# [JOB]
Only the lines holding the string "name" are needed. Copy each one.

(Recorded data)

=======

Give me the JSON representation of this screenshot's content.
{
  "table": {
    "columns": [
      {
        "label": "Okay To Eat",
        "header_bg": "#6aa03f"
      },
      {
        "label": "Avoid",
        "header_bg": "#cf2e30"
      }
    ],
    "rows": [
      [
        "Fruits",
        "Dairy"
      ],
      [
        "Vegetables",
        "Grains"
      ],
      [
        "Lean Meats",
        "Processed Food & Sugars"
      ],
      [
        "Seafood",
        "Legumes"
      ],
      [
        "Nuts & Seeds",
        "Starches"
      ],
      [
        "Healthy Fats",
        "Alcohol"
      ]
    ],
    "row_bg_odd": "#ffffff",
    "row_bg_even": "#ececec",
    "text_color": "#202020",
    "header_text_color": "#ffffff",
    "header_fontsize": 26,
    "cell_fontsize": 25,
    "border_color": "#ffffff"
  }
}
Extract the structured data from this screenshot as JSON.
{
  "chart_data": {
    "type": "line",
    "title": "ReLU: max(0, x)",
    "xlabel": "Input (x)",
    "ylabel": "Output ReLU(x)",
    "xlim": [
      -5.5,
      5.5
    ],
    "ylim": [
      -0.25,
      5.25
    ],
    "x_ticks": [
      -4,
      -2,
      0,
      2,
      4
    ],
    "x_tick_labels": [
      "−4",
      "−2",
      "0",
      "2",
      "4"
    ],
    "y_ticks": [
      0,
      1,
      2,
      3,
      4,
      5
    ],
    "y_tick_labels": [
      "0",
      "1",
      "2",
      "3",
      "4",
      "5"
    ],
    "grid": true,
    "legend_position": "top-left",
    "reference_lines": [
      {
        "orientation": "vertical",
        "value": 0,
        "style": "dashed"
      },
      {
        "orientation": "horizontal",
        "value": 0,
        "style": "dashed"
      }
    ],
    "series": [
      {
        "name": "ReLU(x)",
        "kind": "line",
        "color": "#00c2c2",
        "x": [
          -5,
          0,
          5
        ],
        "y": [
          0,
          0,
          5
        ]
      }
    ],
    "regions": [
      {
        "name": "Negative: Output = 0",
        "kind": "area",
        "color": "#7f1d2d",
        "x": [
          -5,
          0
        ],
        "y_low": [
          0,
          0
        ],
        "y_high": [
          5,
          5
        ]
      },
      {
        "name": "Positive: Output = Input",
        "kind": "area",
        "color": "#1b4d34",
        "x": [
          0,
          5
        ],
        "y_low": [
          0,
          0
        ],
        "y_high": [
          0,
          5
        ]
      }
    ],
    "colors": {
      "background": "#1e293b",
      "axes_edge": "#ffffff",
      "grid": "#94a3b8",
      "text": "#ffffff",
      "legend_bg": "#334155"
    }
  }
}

=======

# [CORRECT RESPONSE]
        "name": "ReLU(x)",
        "name": "Negative: Output = 0",
        "name": "Positive: Output = Input",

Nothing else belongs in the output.